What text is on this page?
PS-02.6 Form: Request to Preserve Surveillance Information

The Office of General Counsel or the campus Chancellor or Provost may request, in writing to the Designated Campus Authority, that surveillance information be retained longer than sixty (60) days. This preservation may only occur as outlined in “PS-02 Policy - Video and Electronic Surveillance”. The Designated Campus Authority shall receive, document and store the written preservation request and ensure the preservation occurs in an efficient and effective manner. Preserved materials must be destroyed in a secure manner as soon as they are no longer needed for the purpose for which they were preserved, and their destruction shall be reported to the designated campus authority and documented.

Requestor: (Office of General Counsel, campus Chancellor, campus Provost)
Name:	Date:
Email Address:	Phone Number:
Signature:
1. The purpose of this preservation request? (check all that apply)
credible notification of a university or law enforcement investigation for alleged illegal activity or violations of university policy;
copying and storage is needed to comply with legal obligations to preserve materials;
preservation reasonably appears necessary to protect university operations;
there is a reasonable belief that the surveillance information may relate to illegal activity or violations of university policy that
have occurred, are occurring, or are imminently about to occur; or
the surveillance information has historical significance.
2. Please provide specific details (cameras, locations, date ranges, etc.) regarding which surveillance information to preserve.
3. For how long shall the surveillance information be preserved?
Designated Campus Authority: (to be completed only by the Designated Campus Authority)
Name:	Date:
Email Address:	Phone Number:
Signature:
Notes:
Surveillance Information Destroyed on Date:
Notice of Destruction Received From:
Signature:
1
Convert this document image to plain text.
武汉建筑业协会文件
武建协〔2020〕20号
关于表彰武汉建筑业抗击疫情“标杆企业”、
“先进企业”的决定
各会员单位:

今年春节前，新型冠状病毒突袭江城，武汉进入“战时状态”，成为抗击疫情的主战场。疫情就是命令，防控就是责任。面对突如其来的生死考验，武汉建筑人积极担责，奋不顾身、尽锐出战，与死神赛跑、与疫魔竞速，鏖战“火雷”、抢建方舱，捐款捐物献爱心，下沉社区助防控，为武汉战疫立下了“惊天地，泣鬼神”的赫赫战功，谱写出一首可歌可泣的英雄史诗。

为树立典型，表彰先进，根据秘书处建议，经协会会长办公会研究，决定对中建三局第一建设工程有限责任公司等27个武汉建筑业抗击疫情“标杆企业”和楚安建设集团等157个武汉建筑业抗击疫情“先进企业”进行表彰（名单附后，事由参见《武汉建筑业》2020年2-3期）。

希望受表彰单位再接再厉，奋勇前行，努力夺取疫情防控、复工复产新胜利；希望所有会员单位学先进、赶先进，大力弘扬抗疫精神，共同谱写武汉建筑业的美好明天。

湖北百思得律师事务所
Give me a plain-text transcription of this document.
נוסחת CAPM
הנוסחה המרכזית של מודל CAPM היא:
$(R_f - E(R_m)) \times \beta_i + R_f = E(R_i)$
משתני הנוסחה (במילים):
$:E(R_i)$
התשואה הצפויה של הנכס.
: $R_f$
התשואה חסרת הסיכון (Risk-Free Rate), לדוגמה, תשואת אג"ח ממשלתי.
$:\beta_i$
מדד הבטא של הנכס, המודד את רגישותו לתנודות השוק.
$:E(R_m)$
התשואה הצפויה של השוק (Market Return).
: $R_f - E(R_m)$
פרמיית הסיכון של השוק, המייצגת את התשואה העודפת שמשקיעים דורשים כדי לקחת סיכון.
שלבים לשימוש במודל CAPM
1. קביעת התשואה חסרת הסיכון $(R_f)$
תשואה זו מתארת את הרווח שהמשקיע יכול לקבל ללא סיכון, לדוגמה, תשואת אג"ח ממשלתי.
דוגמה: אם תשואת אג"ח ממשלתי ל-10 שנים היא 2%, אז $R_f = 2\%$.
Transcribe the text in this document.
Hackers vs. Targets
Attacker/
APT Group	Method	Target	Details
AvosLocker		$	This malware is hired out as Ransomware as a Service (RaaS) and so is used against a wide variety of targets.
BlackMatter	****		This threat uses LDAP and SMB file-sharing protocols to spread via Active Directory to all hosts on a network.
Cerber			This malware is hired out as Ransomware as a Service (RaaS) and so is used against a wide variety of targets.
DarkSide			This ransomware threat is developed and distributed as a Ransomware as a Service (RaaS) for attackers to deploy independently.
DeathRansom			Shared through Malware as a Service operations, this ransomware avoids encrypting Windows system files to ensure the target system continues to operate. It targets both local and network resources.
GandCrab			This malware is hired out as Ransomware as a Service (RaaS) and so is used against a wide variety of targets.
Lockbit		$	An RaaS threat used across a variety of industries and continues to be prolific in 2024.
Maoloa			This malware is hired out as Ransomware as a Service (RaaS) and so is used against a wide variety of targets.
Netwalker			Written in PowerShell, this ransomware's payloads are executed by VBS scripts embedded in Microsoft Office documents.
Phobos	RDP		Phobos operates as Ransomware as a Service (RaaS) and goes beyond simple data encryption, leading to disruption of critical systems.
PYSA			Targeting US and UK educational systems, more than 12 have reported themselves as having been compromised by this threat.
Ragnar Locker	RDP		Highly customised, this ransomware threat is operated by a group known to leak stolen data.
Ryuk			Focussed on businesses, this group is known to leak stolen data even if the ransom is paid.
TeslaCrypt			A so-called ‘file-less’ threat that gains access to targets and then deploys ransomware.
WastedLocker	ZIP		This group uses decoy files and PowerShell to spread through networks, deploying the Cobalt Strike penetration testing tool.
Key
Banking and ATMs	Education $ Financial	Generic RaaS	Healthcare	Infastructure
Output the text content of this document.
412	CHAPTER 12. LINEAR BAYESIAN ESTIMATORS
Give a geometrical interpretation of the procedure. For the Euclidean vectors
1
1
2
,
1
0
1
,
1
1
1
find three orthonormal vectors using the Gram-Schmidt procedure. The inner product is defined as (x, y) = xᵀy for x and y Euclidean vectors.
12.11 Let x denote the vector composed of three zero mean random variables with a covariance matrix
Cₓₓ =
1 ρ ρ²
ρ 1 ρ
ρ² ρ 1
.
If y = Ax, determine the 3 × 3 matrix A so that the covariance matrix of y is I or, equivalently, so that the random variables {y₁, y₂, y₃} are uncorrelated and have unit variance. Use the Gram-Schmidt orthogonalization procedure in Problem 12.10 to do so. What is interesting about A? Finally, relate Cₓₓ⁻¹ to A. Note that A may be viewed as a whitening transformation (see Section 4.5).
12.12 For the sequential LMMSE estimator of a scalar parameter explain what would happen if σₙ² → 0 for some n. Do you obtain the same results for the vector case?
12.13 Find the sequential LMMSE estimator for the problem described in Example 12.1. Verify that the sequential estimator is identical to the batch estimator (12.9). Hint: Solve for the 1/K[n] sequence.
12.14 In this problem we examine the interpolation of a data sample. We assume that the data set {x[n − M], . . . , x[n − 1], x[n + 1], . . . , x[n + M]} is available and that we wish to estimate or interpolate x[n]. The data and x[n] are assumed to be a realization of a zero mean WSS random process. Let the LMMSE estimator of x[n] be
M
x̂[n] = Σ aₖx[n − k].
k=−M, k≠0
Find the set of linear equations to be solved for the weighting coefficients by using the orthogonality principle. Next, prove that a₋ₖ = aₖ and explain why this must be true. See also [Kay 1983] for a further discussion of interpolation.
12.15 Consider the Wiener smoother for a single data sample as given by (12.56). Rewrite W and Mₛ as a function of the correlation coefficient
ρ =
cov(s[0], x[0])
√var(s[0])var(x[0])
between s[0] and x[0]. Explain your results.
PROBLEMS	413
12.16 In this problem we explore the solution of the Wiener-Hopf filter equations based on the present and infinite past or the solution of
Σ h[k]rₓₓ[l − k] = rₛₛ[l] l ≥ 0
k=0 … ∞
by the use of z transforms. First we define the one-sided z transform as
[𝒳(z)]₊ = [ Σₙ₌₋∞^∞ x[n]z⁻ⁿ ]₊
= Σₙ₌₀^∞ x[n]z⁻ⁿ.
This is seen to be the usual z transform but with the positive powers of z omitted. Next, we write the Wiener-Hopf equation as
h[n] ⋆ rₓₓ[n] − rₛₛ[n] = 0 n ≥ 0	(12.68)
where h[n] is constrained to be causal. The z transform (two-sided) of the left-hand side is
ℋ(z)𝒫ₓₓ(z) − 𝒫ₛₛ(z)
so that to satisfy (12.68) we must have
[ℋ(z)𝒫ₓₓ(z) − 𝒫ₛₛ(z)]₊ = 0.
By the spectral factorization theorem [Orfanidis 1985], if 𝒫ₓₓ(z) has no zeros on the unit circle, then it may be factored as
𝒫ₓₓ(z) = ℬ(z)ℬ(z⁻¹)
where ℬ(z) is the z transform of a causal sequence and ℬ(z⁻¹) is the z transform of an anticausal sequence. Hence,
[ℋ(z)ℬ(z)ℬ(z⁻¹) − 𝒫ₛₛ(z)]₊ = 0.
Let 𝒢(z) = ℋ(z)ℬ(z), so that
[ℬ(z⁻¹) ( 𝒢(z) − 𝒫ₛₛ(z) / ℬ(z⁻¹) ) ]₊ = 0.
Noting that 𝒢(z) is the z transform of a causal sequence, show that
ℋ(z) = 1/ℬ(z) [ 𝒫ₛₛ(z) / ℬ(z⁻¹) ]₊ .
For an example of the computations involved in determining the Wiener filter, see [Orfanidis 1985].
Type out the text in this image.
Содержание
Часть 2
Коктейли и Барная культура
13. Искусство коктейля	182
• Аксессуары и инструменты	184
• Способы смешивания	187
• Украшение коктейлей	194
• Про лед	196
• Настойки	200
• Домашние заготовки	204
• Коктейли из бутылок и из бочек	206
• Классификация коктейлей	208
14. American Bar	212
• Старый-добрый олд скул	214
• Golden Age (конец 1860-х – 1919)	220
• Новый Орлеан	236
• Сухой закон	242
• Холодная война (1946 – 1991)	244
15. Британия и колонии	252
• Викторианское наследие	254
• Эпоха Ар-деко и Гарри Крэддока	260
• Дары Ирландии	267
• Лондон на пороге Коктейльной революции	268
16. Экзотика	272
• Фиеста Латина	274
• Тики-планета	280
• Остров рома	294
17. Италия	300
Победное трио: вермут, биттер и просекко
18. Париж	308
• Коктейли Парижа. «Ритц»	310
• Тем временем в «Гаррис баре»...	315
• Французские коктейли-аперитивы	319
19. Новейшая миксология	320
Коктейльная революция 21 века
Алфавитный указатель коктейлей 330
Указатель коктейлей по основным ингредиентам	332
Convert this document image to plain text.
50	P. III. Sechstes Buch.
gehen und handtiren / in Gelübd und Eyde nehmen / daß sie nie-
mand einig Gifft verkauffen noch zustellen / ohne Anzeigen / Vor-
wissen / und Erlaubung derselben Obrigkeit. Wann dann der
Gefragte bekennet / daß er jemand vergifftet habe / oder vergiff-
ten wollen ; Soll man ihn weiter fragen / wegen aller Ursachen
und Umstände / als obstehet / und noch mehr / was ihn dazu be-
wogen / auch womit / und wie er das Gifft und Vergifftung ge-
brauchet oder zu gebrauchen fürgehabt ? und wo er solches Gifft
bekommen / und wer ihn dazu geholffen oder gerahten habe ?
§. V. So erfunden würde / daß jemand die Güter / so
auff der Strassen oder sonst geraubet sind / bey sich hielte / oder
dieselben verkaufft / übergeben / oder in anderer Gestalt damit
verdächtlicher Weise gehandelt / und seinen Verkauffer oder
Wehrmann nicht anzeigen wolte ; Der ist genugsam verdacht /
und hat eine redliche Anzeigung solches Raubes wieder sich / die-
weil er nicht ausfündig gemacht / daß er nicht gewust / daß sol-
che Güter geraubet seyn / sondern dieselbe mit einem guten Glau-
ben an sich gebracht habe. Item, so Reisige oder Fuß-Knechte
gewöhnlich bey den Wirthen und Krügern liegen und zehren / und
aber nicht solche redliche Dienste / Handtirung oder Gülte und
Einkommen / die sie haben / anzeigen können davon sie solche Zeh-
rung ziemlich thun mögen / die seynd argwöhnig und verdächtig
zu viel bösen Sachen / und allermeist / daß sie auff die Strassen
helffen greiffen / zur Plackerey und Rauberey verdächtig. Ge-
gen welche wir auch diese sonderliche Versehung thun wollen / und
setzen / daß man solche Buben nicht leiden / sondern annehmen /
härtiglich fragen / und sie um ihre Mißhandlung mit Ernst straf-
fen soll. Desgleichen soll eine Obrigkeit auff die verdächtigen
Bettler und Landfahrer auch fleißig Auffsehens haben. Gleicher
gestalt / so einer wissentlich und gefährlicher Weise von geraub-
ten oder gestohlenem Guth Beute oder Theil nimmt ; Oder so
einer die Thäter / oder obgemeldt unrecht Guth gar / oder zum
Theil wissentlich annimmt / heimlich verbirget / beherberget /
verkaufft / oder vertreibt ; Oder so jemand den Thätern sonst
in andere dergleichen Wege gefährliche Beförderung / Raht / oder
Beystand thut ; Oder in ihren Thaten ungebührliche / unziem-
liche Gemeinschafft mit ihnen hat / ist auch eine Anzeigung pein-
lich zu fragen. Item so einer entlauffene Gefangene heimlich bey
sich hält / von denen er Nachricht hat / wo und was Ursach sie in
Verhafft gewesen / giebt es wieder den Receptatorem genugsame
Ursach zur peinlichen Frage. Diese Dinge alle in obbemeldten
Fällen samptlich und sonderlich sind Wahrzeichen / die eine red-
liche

** DO THIS **
Search the preceding listing for the word "Strassen" and pull out every line that holds it.

** SOLUTION TO THIS TASK **
auff der Strassen oder sonst geraubet sind / bey sich hielte / oder
zu viel bösen Sachen / und allermeist / daß sie auff die Strassen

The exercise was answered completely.